## Written problem
Update the material below by replacing every "line-code" with "code-text" and leaving all other text unchanged. Leave the pictures out of your answer.

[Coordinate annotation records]
┄┄┄┄┄┄┄┄┄┄┄┄┄┄┄┄┄┄┄┄

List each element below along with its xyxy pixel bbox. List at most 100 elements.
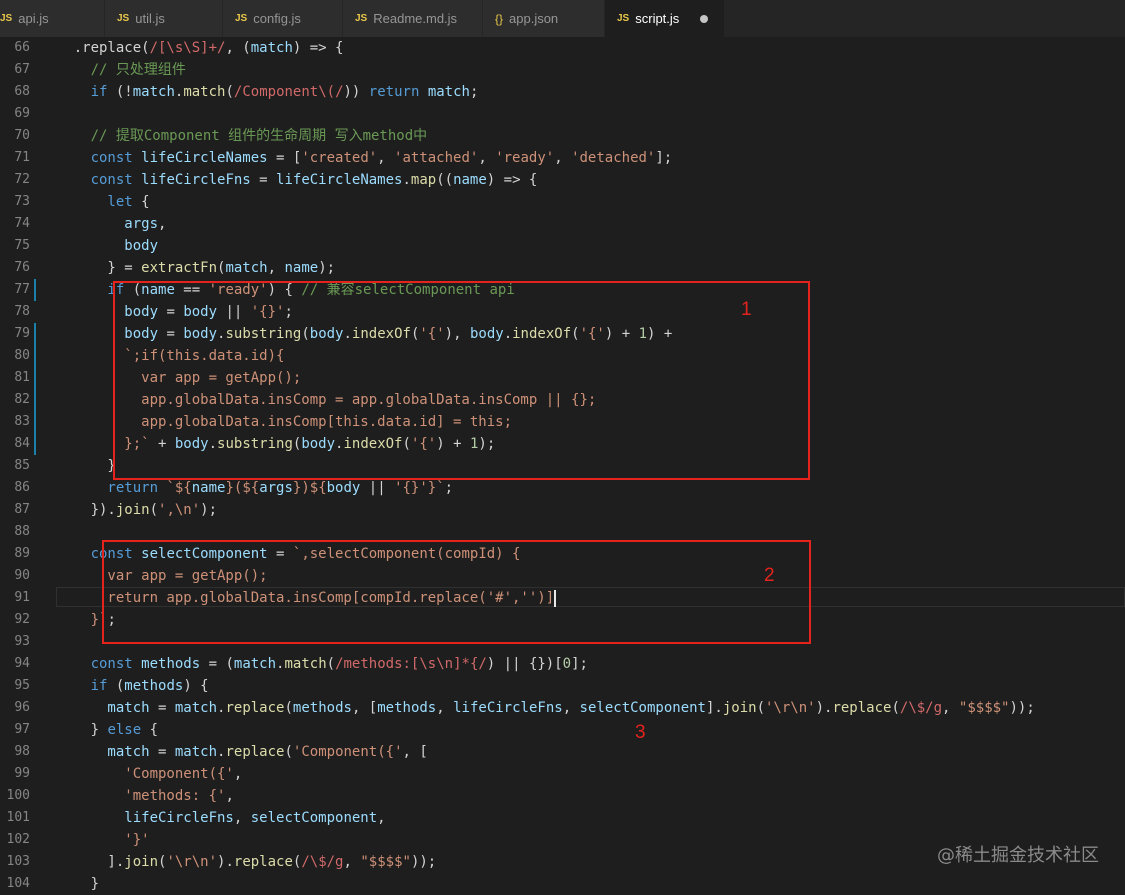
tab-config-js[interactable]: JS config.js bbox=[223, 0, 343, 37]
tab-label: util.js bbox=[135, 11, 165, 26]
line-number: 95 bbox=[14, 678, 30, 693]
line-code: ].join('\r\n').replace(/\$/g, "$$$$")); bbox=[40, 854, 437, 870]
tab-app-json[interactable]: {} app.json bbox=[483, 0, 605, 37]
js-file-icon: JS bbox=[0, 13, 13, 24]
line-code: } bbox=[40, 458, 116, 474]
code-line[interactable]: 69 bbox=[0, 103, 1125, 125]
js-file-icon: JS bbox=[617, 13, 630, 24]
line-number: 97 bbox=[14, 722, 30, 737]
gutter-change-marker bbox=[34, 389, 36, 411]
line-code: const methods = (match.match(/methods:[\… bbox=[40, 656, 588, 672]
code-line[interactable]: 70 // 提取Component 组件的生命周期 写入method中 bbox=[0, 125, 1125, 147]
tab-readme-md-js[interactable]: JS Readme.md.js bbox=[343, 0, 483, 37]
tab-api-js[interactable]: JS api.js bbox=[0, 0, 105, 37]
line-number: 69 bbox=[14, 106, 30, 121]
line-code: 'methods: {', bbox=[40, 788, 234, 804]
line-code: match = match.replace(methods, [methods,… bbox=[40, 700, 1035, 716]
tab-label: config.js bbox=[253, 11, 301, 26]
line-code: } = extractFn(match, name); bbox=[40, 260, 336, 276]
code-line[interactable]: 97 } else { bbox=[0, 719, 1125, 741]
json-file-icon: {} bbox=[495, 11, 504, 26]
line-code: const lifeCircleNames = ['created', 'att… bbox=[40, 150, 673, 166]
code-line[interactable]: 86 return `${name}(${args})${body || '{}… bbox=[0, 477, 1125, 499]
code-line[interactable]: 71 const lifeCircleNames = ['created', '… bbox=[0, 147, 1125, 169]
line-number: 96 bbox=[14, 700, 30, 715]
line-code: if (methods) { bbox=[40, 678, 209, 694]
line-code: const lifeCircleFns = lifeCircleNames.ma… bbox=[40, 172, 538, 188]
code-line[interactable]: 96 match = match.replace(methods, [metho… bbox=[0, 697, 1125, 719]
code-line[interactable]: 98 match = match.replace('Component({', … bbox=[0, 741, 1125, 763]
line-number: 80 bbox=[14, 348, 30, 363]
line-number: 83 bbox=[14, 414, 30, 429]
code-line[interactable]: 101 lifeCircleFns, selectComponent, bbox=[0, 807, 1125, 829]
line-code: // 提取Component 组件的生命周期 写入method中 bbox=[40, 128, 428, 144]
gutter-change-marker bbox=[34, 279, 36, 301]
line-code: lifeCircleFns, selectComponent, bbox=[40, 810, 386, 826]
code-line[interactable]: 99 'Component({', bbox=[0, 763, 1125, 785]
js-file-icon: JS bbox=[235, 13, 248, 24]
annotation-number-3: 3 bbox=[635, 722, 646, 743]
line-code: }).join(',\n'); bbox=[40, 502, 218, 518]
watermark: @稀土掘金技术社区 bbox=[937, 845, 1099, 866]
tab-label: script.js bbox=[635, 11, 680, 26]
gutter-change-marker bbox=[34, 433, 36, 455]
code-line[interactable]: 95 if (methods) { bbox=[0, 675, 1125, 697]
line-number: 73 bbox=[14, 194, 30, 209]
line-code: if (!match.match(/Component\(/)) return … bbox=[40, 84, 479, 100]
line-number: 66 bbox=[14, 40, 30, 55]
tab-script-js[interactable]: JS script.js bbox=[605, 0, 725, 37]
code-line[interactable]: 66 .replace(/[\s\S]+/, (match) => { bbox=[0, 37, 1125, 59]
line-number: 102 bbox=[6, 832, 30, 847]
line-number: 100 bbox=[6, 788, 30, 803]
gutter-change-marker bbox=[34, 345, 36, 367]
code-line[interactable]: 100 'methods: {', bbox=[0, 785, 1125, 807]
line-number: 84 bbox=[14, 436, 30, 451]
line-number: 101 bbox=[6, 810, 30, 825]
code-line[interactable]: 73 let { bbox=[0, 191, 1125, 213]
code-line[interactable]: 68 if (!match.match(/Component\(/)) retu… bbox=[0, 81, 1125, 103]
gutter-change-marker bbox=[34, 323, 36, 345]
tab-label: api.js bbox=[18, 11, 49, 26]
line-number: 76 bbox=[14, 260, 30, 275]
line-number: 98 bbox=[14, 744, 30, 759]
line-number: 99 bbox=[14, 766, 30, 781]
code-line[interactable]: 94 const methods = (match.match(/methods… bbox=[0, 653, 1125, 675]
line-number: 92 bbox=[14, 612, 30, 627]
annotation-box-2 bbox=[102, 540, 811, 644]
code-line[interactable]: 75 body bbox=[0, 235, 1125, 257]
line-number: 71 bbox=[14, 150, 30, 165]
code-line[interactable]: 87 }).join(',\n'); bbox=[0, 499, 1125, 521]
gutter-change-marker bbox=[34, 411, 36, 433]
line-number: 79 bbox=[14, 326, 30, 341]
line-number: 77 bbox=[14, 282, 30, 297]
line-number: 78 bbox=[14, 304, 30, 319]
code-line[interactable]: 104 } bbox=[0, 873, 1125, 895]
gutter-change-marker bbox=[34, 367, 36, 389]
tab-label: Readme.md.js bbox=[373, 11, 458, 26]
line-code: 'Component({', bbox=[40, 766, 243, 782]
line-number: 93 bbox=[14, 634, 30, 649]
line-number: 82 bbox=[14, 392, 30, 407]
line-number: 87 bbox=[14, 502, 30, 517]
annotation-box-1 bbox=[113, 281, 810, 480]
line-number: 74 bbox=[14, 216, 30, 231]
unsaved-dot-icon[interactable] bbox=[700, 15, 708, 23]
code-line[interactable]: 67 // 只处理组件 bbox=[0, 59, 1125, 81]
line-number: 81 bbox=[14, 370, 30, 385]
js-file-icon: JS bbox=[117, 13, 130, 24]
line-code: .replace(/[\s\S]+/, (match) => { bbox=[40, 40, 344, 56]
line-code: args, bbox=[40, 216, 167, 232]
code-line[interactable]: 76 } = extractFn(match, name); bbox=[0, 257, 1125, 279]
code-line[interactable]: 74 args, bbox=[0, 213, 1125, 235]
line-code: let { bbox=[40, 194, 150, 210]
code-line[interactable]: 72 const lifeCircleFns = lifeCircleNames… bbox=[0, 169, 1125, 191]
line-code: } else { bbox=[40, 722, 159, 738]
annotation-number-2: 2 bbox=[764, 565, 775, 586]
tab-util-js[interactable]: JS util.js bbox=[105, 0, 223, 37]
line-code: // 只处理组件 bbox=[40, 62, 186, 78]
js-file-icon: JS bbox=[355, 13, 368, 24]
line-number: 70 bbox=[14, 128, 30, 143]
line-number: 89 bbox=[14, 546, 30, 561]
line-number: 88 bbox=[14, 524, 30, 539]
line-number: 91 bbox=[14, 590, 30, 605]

┄┄┄┄┄┄┄┄┄┄┄┄┄┄┄┄┄┄┄┄

## Solution to this problem
List each element below along with its xyxy pixel bbox. List at most 100 elements.
tab-config-js[interactable]: JS config.js bbox=[223, 0, 343, 37]
tab-label: util.js bbox=[135, 11, 165, 26]
line-number: 95 bbox=[14, 678, 30, 693]
code-text: ].join('\r\n').replace(/\$/g, "$$$$")); bbox=[40, 854, 437, 870]
tab-app-json[interactable]: {} app.json bbox=[483, 0, 605, 37]
js-file-icon: JS bbox=[0, 13, 13, 24]
code-text: } bbox=[40, 458, 116, 474]
code-line[interactable]: 69 bbox=[0, 103, 1125, 125]
js-file-icon: JS bbox=[617, 13, 630, 24]
line-number: 97 bbox=[14, 722, 30, 737]
gutter-change-marker bbox=[34, 389, 36, 411]
code-text: const methods = (match.match(/methods:[\… bbox=[40, 656, 588, 672]
code-line[interactable]: 70 // 提取Component 组件的生命周期 写入method中 bbox=[0, 125, 1125, 147]
tab-readme-md-js[interactable]: JS Readme.md.js bbox=[343, 0, 483, 37]
tab-api-js[interactable]: JS api.js bbox=[0, 0, 105, 37]
line-number: 69 bbox=[14, 106, 30, 121]
code-text: 'methods: {', bbox=[40, 788, 234, 804]
code-text: match = match.replace(methods, [methods,… bbox=[40, 700, 1035, 716]
tab-label: config.js bbox=[253, 11, 301, 26]
code-text: } = extractFn(match, name); bbox=[40, 260, 336, 276]
code-line[interactable]: 97 } else { bbox=[0, 719, 1125, 741]
json-file-icon: {} bbox=[495, 11, 504, 26]
code-text: const lifeCircleNames = ['created', 'att… bbox=[40, 150, 673, 166]
code-line[interactable]: 86 return `${name}(${args})${body || '{}… bbox=[0, 477, 1125, 499]
code-line[interactable]: 71 const lifeCircleNames = ['created', '… bbox=[0, 147, 1125, 169]
line-number: 96 bbox=[14, 700, 30, 715]
code-text: if (methods) { bbox=[40, 678, 209, 694]
code-text: const lifeCircleFns = lifeCircleNames.ma… bbox=[40, 172, 538, 188]
code-line[interactable]: 96 match = match.replace(methods, [metho… bbox=[0, 697, 1125, 719]
code-line[interactable]: 98 match = match.replace('Component({', … bbox=[0, 741, 1125, 763]
line-number: 80 bbox=[14, 348, 30, 363]
line-number: 83 bbox=[14, 414, 30, 429]
code-line[interactable]: 101 lifeCircleFns, selectComponent, bbox=[0, 807, 1125, 829]
code-text: // 提取Component 组件的生命周期 写入method中 bbox=[40, 128, 428, 144]
gutter-change-marker bbox=[34, 279, 36, 301]
code-text: lifeCircleFns, selectComponent, bbox=[40, 810, 386, 826]
code-line[interactable]: 99 'Component({', bbox=[0, 763, 1125, 785]
js-file-icon: JS bbox=[235, 13, 248, 24]
annotation-number-3: 3 bbox=[635, 722, 646, 743]
code-text: }).join(',\n'); bbox=[40, 502, 218, 518]
watermark: @稀土掘金技术社区 bbox=[937, 845, 1099, 866]
tab-label: script.js bbox=[635, 11, 680, 26]
gutter-change-marker bbox=[34, 433, 36, 455]
code-line[interactable]: 95 if (methods) { bbox=[0, 675, 1125, 697]
line-number: 73 bbox=[14, 194, 30, 209]
code-text: if (!match.match(/Component\(/)) return … bbox=[40, 84, 479, 100]
line-number: 66 bbox=[14, 40, 30, 55]
tab-script-js[interactable]: JS script.js bbox=[605, 0, 725, 37]
code-line[interactable]: 66 .replace(/[\s\S]+/, (match) => { bbox=[0, 37, 1125, 59]
line-number: 102 bbox=[6, 832, 30, 847]
line-number: 100 bbox=[6, 788, 30, 803]
gutter-change-marker bbox=[34, 345, 36, 367]
code-line[interactable]: 100 'methods: {', bbox=[0, 785, 1125, 807]
line-number: 84 bbox=[14, 436, 30, 451]
line-number: 101 bbox=[6, 810, 30, 825]
code-line[interactable]: 73 let { bbox=[0, 191, 1125, 213]
code-line[interactable]: 68 if (!match.match(/Component\(/)) retu… bbox=[0, 81, 1125, 103]
gutter-change-marker bbox=[34, 323, 36, 345]
tab-label: api.js bbox=[18, 11, 49, 26]
line-number: 76 bbox=[14, 260, 30, 275]
line-number: 98 bbox=[14, 744, 30, 759]
line-number: 99 bbox=[14, 766, 30, 781]
code-line[interactable]: 94 const methods = (match.match(/methods… bbox=[0, 653, 1125, 675]
line-number: 92 bbox=[14, 612, 30, 627]
annotation-box-2 bbox=[102, 540, 811, 644]
code-line[interactable]: 75 body bbox=[0, 235, 1125, 257]
line-number: 71 bbox=[14, 150, 30, 165]
code-line[interactable]: 87 }).join(',\n'); bbox=[0, 499, 1125, 521]
gutter-change-marker bbox=[34, 411, 36, 433]
line-number: 79 bbox=[14, 326, 30, 341]
line-number: 77 bbox=[14, 282, 30, 297]
line-number: 78 bbox=[14, 304, 30, 319]
code-line[interactable]: 104 } bbox=[0, 873, 1125, 895]
gutter-change-marker bbox=[34, 367, 36, 389]
tab-label: Readme.md.js bbox=[373, 11, 458, 26]
code-text: 'Component({', bbox=[40, 766, 243, 782]
line-number: 93 bbox=[14, 634, 30, 649]
line-number: 82 bbox=[14, 392, 30, 407]
line-number: 87 bbox=[14, 502, 30, 517]
annotation-box-1 bbox=[113, 281, 810, 480]
line-number: 74 bbox=[14, 216, 30, 231]
unsaved-dot-icon[interactable] bbox=[700, 15, 708, 23]
code-line[interactable]: 67 // 只处理组件 bbox=[0, 59, 1125, 81]
line-number: 81 bbox=[14, 370, 30, 385]
js-file-icon: JS bbox=[117, 13, 130, 24]
code-text: .replace(/[\s\S]+/, (match) => { bbox=[40, 40, 344, 56]
code-text: args, bbox=[40, 216, 167, 232]
code-line[interactable]: 76 } = extractFn(match, name); bbox=[0, 257, 1125, 279]
code-line[interactable]: 74 args, bbox=[0, 213, 1125, 235]
code-text: let { bbox=[40, 194, 150, 210]
code-line[interactable]: 72 const lifeCircleFns = lifeCircleNames… bbox=[0, 169, 1125, 191]
code-text: } else { bbox=[40, 722, 159, 738]
annotation-number-2: 2 bbox=[764, 565, 775, 586]
tab-util-js[interactable]: JS util.js bbox=[105, 0, 223, 37]
code-text: // 只处理组件 bbox=[40, 62, 186, 78]
js-file-icon: JS bbox=[355, 13, 368, 24]
line-number: 70 bbox=[14, 128, 30, 143]
line-number: 89 bbox=[14, 546, 30, 561]
line-number: 88 bbox=[14, 524, 30, 539]
line-number: 91 bbox=[14, 590, 30, 605]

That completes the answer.